**SHORT PROBLEM**
Keep only the lines where "word" appears.
**** DATASET RECORDS ****
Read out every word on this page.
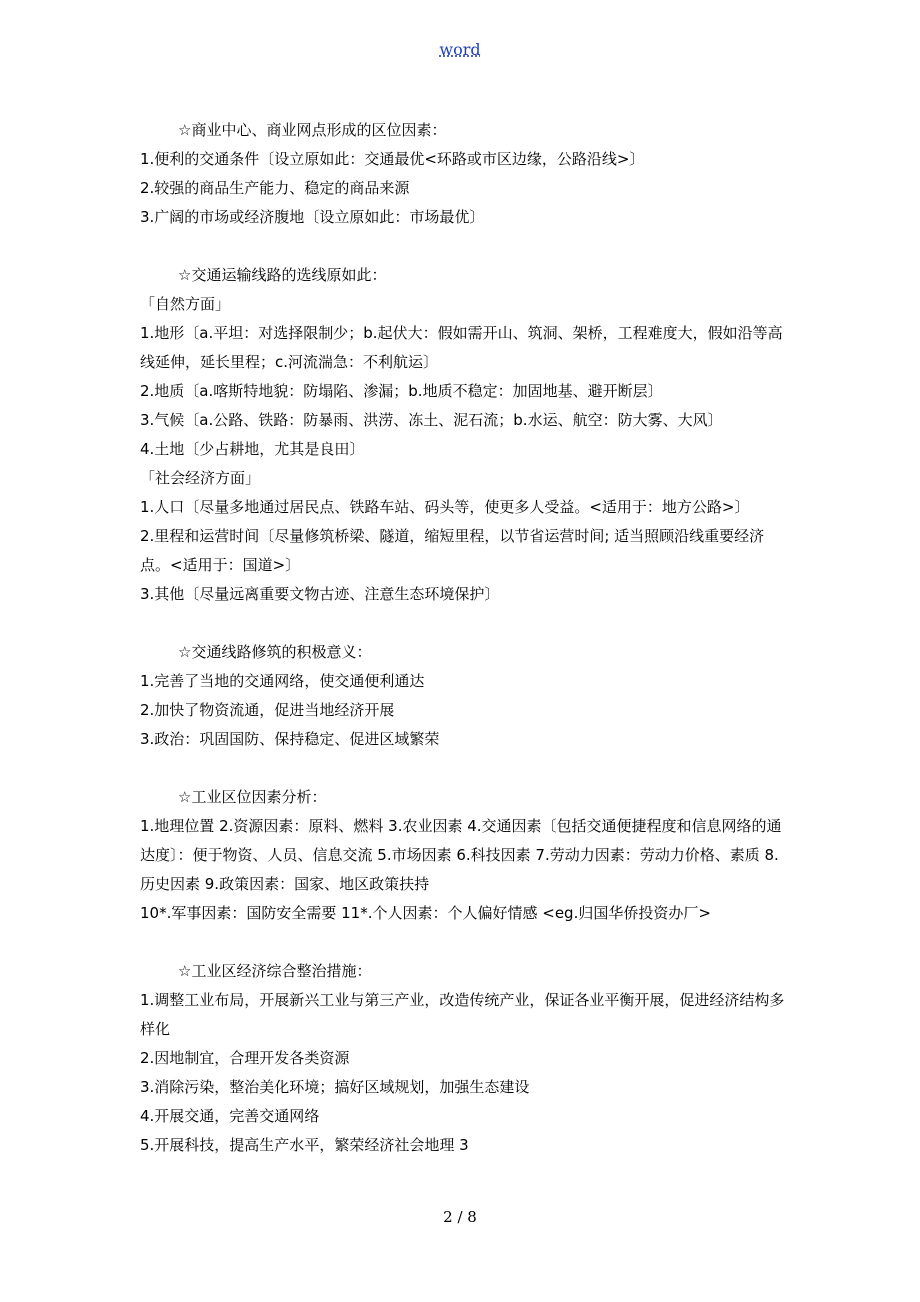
word
☆商业中心、商业网点形成的区位因素：
1.便利的交通条件〔设立原如此：交通最优<环路或市区边缘，公路沿线>〕
2.较强的商品生产能力、稳定的商品来源
3.广阔的市场或经济腹地〔设立原如此：市场最优〕
☆交通运输线路的选线原如此：
「自然方面」
1.地形〔a.平坦：对选择限制少；b.起伏大：假如需开山、筑洞、架桥，工程难度大，假如沿等高线延伸，延长里程；c.河流湍急：不利航运〕
2.地质〔a.喀斯特地貌：防塌陷、渗漏；b.地质不稳定：加固地基、避开断层〕
3.气候〔a.公路、铁路：防暴雨、洪涝、冻土、泥石流；b.水运、航空：防大雾、大风〕
4.土地〔少占耕地，尤其是良田〕
「社会经济方面」
1.人口〔尽量多地通过居民点、铁路车站、码头等，使更多人受益。<适用于：地方公路>〕
2.里程和运营时间〔尽量修筑桥梁、隧道，缩短里程，以节省运营时间; 适当照顾沿线重要经济点。<适用于：国道>〕
3.其他〔尽量远离重要文物古迹、注意生态环境保护〕
☆交通线路修筑的积极意义：
1.完善了当地的交通网络，使交通便利通达
2.加快了物资流通，促进当地经济开展
3.政治：巩固国防、保持稳定、促进区域繁荣
☆工业区位因素分析：
1.地理位置 2.资源因素：原料、燃料 3.农业因素 4.交通因素〔包括交通便捷程度和信息网络的通达度〕：便于物资、人员、信息交流 5.市场因素 6.科技因素 7.劳动力因素：劳动力价格、素质 8.历史因素 9.政策因素：国家、地区政策扶持
10*.军事因素：国防安全需要 11*.个人因素：个人偏好情感 <eg.归国华侨投资办厂>
☆工业区经济综合整治措施：
1.调整工业布局，开展新兴工业与第三产业，改造传统产业，保证各业平衡开展，促进经济结构多样化
2.因地制宜，合理开发各类资源
3.消除污染，整治美化环境；搞好区域规划，加强生态建设
4.开展交通，完善交通网络
5.开展科技，提高生产水平，繁荣经济社会地理 3
2 / 8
****
**ANSWER**
Read out every word on this page.
word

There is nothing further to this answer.